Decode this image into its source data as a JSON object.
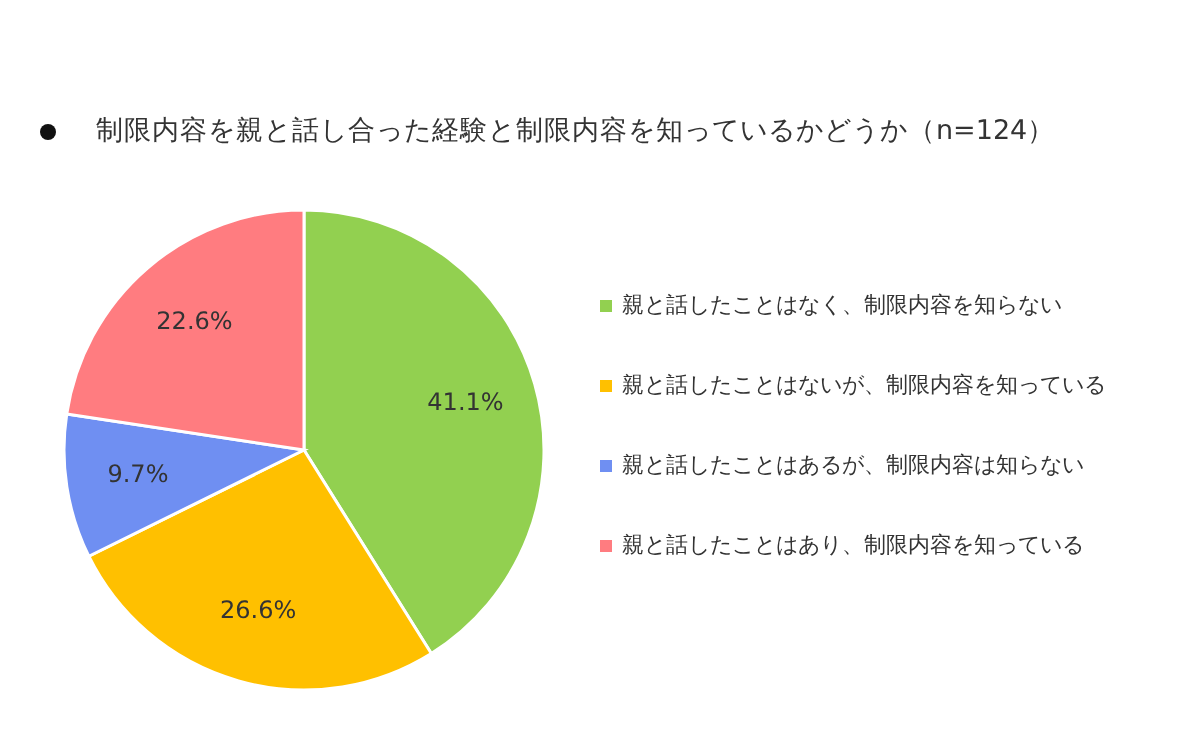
{
  "chart_data": {
    "type": "pie",
    "title": "制限内容を親と話し合った経験と制限内容を知っているかどうか（n=124）",
    "categories": [
      "親と話したことはなく、制限内容を知らない",
      "親と話したことはないが、制限内容を知っている",
      "親と話したことはあるが、制限内容は知らない",
      "親と話したことはあり、制限内容を知っている"
    ],
    "values": [
      41.1,
      26.6,
      9.7,
      22.6
    ],
    "colors": [
      "#92d050",
      "#ffc000",
      "#6f8ff2",
      "#ff7c80"
    ],
    "value_labels": [
      "41.1%",
      "26.6%",
      "9.7%",
      "22.6%"
    ],
    "legend": "right"
  }
}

Your goal:
Repeat verbatim all the material, but not the pictures.

Answer to this task:
Decode this image into its source data as a JSON object.
{
  "chart_data": {
    "type": "pie",
    "title": "制限内容を親と話し合った経験と制限内容を知っているかどうか（n=124）",
    "categories": [
      "親と話したことはなく、制限内容を知らない",
      "親と話したことはないが、制限内容を知っている",
      "親と話したことはあるが、制限内容は知らない",
      "親と話したことはあり、制限内容を知っている"
    ],
    "values": [
      41.1,
      26.6,
      9.7,
      22.6
    ],
    "colors": [
      "#92d050",
      "#ffc000",
      "#6f8ff2",
      "#ff7c80"
    ],
    "value_labels": [
      "41.1%",
      "26.6%",
      "9.7%",
      "22.6%"
    ],
    "legend": "right"
  }
}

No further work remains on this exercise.